Dataset entries:
** Begin **

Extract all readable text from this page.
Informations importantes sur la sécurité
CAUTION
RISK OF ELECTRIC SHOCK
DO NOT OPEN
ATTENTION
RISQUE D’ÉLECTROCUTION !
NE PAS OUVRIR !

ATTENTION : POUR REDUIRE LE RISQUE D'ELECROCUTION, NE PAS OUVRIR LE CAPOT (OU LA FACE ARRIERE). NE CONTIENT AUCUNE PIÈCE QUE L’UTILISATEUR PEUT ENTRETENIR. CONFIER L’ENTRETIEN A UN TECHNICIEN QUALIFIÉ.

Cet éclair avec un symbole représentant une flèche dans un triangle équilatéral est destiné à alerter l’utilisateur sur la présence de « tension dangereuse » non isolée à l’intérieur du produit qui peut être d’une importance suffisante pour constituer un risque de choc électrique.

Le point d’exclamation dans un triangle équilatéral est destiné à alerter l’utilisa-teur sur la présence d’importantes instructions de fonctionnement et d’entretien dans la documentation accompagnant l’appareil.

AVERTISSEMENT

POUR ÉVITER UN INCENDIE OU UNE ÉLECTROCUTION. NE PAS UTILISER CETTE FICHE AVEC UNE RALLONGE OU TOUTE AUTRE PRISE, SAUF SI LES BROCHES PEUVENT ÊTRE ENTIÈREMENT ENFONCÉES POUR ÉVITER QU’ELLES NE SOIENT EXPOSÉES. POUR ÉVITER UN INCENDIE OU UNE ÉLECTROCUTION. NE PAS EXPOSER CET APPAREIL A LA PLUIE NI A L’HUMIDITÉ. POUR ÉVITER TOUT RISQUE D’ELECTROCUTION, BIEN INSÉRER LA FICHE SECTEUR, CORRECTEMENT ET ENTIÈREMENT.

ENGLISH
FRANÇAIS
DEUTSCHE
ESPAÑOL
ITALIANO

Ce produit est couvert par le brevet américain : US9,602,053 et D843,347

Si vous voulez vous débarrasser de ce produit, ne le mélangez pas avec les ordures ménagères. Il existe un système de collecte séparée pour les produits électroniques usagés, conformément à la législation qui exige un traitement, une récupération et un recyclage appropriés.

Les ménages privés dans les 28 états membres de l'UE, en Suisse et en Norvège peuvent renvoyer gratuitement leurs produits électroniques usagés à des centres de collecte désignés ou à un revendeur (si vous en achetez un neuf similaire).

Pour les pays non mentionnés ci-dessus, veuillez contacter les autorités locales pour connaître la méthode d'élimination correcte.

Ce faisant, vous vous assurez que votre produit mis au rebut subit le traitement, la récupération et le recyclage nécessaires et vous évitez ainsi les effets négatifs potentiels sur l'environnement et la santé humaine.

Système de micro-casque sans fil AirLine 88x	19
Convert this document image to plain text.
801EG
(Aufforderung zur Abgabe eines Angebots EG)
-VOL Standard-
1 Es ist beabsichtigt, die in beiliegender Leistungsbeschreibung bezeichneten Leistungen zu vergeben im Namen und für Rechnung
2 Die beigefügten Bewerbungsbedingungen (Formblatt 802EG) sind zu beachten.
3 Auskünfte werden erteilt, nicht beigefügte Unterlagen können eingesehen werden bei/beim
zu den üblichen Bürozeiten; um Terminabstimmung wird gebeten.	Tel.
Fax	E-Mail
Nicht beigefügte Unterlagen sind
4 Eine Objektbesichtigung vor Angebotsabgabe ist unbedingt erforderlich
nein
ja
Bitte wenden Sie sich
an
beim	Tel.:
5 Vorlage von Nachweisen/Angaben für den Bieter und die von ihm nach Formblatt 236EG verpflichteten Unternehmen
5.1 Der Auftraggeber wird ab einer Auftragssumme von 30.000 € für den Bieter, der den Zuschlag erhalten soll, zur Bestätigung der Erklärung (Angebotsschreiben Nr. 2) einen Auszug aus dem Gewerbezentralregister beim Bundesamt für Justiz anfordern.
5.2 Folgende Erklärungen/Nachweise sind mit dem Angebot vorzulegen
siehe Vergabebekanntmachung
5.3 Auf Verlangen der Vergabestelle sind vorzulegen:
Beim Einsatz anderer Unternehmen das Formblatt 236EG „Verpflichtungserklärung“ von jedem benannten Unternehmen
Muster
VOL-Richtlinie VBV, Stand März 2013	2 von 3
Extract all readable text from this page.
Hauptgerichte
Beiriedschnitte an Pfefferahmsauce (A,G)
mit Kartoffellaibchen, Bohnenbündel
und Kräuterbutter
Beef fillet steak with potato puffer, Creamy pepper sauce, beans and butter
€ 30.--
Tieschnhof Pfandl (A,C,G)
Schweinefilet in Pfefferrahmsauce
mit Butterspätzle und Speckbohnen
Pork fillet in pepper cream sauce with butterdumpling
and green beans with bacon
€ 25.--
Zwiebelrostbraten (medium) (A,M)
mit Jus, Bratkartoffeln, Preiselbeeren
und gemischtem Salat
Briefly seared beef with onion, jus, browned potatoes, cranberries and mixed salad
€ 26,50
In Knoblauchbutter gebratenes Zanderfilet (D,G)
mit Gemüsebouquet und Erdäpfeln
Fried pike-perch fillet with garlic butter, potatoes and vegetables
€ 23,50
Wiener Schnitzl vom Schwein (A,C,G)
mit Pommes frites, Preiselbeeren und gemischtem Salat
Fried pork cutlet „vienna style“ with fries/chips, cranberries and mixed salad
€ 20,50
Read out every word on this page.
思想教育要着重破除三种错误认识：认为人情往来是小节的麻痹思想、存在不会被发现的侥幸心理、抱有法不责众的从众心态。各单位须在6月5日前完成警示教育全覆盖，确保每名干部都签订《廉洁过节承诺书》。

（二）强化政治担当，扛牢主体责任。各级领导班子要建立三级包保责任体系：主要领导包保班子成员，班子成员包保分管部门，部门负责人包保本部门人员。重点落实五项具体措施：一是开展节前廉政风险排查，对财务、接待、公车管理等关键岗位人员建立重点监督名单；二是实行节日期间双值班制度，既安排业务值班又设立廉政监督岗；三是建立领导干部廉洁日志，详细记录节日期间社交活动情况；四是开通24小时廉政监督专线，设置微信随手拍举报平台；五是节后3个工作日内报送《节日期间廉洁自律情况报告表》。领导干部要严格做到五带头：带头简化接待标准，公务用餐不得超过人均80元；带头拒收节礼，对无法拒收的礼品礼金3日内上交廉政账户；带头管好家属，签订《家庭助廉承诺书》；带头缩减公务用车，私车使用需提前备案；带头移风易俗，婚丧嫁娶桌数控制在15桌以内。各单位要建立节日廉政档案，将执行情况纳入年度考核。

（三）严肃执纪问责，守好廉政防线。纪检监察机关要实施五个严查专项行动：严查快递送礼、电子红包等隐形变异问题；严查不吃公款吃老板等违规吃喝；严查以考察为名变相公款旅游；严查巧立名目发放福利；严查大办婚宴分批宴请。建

** End **

_PROBLEM DETAILS_
Of the lines in the records, how many contain the word "destiné"? Answer with the number and nothing else.

_FINAL RESULT_
2